JOB → Each entry should be quoted word for word, including every mark of punctuation.

AVAILABLE DATA →
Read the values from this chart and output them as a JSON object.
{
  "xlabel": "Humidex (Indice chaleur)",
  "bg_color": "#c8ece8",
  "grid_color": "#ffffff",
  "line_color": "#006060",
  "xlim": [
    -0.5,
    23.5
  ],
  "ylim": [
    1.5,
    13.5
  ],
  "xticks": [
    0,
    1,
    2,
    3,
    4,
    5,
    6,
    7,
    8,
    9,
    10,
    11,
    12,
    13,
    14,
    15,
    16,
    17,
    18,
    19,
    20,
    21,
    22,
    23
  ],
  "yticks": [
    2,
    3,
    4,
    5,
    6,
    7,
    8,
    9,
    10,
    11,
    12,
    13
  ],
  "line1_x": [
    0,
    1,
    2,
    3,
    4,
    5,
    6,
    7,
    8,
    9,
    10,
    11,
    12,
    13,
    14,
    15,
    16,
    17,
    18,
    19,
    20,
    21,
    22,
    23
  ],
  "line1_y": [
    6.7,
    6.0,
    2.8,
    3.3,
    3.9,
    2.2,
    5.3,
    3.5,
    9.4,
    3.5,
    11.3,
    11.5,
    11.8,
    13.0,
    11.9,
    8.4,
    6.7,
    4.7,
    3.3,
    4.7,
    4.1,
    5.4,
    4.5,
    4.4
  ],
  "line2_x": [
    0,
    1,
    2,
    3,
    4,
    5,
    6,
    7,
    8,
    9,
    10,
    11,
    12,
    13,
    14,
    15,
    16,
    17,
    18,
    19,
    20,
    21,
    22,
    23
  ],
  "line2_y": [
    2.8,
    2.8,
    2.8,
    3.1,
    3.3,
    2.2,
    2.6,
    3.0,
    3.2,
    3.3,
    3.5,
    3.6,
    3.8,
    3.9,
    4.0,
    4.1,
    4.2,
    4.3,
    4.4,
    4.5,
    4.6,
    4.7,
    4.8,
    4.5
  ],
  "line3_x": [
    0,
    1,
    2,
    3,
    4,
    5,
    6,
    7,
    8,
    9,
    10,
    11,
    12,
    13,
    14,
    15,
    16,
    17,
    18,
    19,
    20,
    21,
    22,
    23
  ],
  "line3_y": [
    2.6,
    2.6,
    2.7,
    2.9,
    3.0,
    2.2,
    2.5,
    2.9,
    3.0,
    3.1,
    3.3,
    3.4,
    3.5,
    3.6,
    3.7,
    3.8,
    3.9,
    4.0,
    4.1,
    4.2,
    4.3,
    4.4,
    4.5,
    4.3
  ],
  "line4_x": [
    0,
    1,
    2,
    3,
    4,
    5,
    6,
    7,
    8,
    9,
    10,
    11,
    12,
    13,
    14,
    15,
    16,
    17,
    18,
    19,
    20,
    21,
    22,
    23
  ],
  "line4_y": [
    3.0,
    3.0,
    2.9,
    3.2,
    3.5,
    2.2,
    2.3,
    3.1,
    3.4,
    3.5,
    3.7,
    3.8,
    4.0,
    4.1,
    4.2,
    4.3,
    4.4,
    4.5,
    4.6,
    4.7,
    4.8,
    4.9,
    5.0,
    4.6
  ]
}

EXERCISE RESPONSE →
Read the values from this chart and output them as a JSON object.
{
  "xlabel": "Humidex (Indice chaleur)",
  "bg_color": "#c8ece8",
  "grid_color": "#ffffff",
  "line_color": "#006060",
  "xlim": [
    -0.5,
    23.5
  ],
  "ylim": [
    1.5,
    13.5
  ],
  "xticks": [
    0,
    1,
    2,
    3,
    4,
    5,
    6,
    7,
    8,
    9,
    10,
    11,
    12,
    13,
    14,
    15,
    16,
    17,
    18,
    19,
    20,
    21,
    22,
    23
  ],
  "yticks": [
    2,
    3,
    4,
    5,
    6,
    7,
    8,
    9,
    10,
    11,
    12,
    13
  ],
  "line1_x": [
    0,
    1,
    2,
    3,
    4,
    5,
    6,
    7,
    8,
    9,
    10,
    11,
    12,
    13,
    14,
    15,
    16,
    17,
    18,
    19,
    20,
    21,
    22,
    23
  ],
  "line1_y": [
    6.7,
    6.0,
    2.8,
    3.3,
    3.9,
    2.2,
    5.3,
    3.5,
    9.4,
    3.5,
    11.3,
    11.5,
    11.8,
    13.0,
    11.9,
    8.4,
    6.7,
    4.7,
    3.3,
    4.7,
    4.1,
    5.4,
    4.5,
    4.4
  ],
  "line2_x": [
    0,
    1,
    2,
    3,
    4,
    5,
    6,
    7,
    8,
    9,
    10,
    11,
    12,
    13,
    14,
    15,
    16,
    17,
    18,
    19,
    20,
    21,
    22,
    23
  ],
  "line2_y": [
    2.8,
    2.8,
    2.8,
    3.1,
    3.3,
    2.2,
    2.6,
    3.0,
    3.2,
    3.3,
    3.5,
    3.6,
    3.8,
    3.9,
    4.0,
    4.1,
    4.2,
    4.3,
    4.4,
    4.5,
    4.6,
    4.7,
    4.8,
    4.5
  ],
  "line3_x": [
    0,
    1,
    2,
    3,
    4,
    5,
    6,
    7,
    8,
    9,
    10,
    11,
    12,
    13,
    14,
    15,
    16,
    17,
    18,
    19,
    20,
    21,
    22,
    23
  ],
  "line3_y": [
    2.6,
    2.6,
    2.7,
    2.9,
    3.0,
    2.2,
    2.5,
    2.9,
    3.0,
    3.1,
    3.3,
    3.4,
    3.5,
    3.6,
    3.7,
    3.8,
    3.9,
    4.0,
    4.1,
    4.2,
    4.3,
    4.4,
    4.5,
    4.3
  ],
  "line4_x": [
    0,
    1,
    2,
    3,
    4,
    5,
    6,
    7,
    8,
    9,
    10,
    11,
    12,
    13,
    14,
    15,
    16,
    17,
    18,
    19,
    20,
    21,
    22,
    23
  ],
  "line4_y": [
    3.0,
    3.0,
    2.9,
    3.2,
    3.5,
    2.2,
    2.3,
    3.1,
    3.4,
    3.5,
    3.7,
    3.8,
    4.0,
    4.1,
    4.2,
    4.3,
    4.4,
    4.5,
    4.6,
    4.7,
    4.8,
    4.9,
    5.0,
    4.6
  ]
}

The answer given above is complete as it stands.